> _TASK BRIEF_
Every entry must be copied word for word.

════

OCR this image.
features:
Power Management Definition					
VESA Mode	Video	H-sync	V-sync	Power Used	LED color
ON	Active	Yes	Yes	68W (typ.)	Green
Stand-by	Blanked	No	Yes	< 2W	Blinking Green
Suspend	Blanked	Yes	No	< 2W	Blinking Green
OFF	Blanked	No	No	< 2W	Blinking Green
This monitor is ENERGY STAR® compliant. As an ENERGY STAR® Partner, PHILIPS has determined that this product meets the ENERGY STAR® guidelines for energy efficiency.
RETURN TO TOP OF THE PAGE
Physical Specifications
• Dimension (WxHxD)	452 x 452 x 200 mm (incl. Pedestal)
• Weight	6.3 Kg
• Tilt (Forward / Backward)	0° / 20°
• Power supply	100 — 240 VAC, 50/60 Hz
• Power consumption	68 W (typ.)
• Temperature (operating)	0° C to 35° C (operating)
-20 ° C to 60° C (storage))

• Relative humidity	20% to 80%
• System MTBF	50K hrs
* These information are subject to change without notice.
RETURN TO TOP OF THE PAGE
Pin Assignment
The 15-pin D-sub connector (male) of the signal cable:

════

> _WRITTEN ANSWER_
OCR this image.
features:
Power Management Definition					
VESA Mode	Video	H-sync	V-sync	Power Used	LED color
ON	Active	Yes	Yes	68W (typ.)	Green
Stand-by	Blanked	No	Yes	< 2W	Blinking Green
Suspend	Blanked	Yes	No	< 2W	Blinking Green
OFF	Blanked	No	No	< 2W	Blinking Green
This monitor is ENERGY STAR® compliant. As an ENERGY STAR® Partner, PHILIPS has determined that this product meets the ENERGY STAR® guidelines for energy efficiency.
RETURN TO TOP OF THE PAGE
Physical Specifications
• Dimension (WxHxD)	452 x 452 x 200 mm (incl. Pedestal)
• Weight	6.3 Kg
• Tilt (Forward / Backward)	0° / 20°
• Power supply	100 — 240 VAC, 50/60 Hz
• Power consumption	68 W (typ.)
• Temperature (operating)	0° C to 35° C (operating)
-20 ° C to 60° C (storage))

• Relative humidity	20% to 80%
• System MTBF	50K hrs
* These information are subject to change without notice.
RETURN TO TOP OF THE PAGE
Pin Assignment
The 15-pin D-sub connector (male) of the signal cable:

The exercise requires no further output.